BEGIN INPUT FOR THIS TASK

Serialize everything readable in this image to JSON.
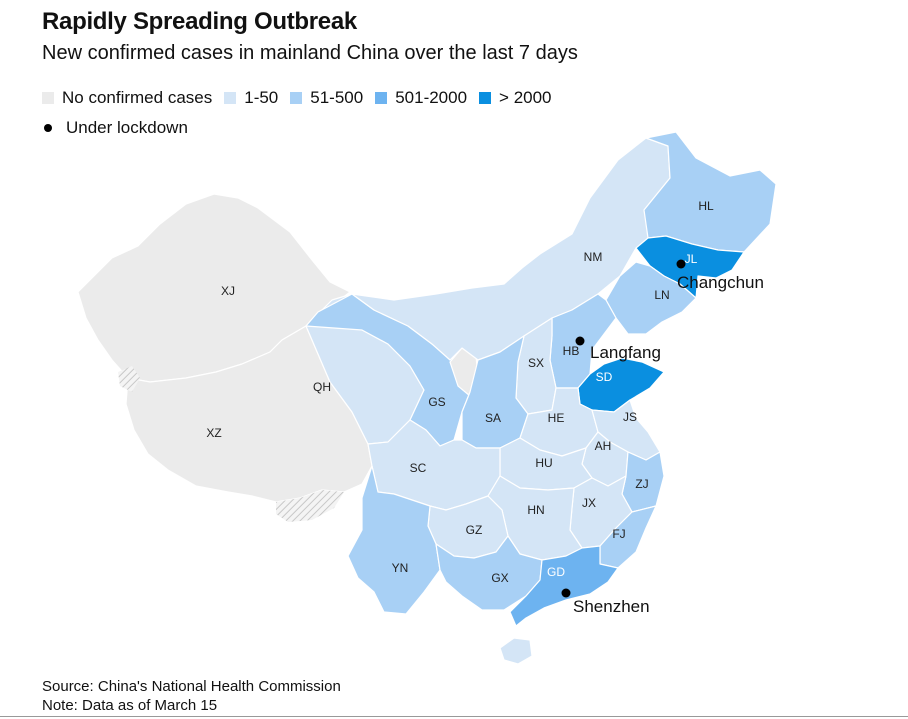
{
  "title": "Rapidly Spreading Outbreak",
  "subtitle": "New confirmed cases in mainland China over the last 7 days",
  "legend": [
    {
      "label": "No confirmed cases",
      "color": "#ebebeb"
    },
    {
      "label": "1-50",
      "color": "#d4e5f6"
    },
    {
      "label": "51-500",
      "color": "#a8d0f5"
    },
    {
      "label": "501-2000",
      "color": "#6db3f0"
    },
    {
      "label": "> 2000",
      "color": "#0a8fe0"
    }
  ],
  "lockdown_label": "Under lockdown",
  "provinces": {
    "xj": "XJ",
    "xz": "XZ",
    "qh": "QH",
    "gs": "GS",
    "nm": "NM",
    "hl": "HL",
    "jl": "JL",
    "ln": "LN",
    "hb": "HB",
    "sx": "SX",
    "sd": "SD",
    "sa": "SA",
    "he": "HE",
    "js": "JS",
    "ah": "AH",
    "sc": "SC",
    "hu": "HU",
    "zj": "ZJ",
    "jx": "JX",
    "hn": "HN",
    "gz": "GZ",
    "fj": "FJ",
    "yn": "YN",
    "gx": "GX",
    "gd": "GD"
  },
  "cities": {
    "changchun": "Changchun",
    "langfang": "Langfang",
    "shenzhen": "Shenzhen"
  },
  "source": "Source: China's National Health Commission",
  "note": "Note: Data as of March 15"
}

END INPUT FOR THIS TASK

AIM: Restate the listing above word for word, and skip the pictures.

EXERCISE OUTPUT:
Serialize everything readable in this image to JSON.
{
  "title": "Rapidly Spreading Outbreak",
  "subtitle": "New confirmed cases in mainland China over the last 7 days",
  "legend": [
    {
      "label": "No confirmed cases",
      "color": "#ebebeb"
    },
    {
      "label": "1-50",
      "color": "#d4e5f6"
    },
    {
      "label": "51-500",
      "color": "#a8d0f5"
    },
    {
      "label": "501-2000",
      "color": "#6db3f0"
    },
    {
      "label": "> 2000",
      "color": "#0a8fe0"
    }
  ],
  "lockdown_label": "Under lockdown",
  "provinces": {
    "xj": "XJ",
    "xz": "XZ",
    "qh": "QH",
    "gs": "GS",
    "nm": "NM",
    "hl": "HL",
    "jl": "JL",
    "ln": "LN",
    "hb": "HB",
    "sx": "SX",
    "sd": "SD",
    "sa": "SA",
    "he": "HE",
    "js": "JS",
    "ah": "AH",
    "sc": "SC",
    "hu": "HU",
    "zj": "ZJ",
    "jx": "JX",
    "hn": "HN",
    "gz": "GZ",
    "fj": "FJ",
    "yn": "YN",
    "gx": "GX",
    "gd": "GD"
  },
  "cities": {
    "changchun": "Changchun",
    "langfang": "Langfang",
    "shenzhen": "Shenzhen"
  },
  "source": "Source: China's National Health Commission",
  "note": "Note: Data as of March 15"
}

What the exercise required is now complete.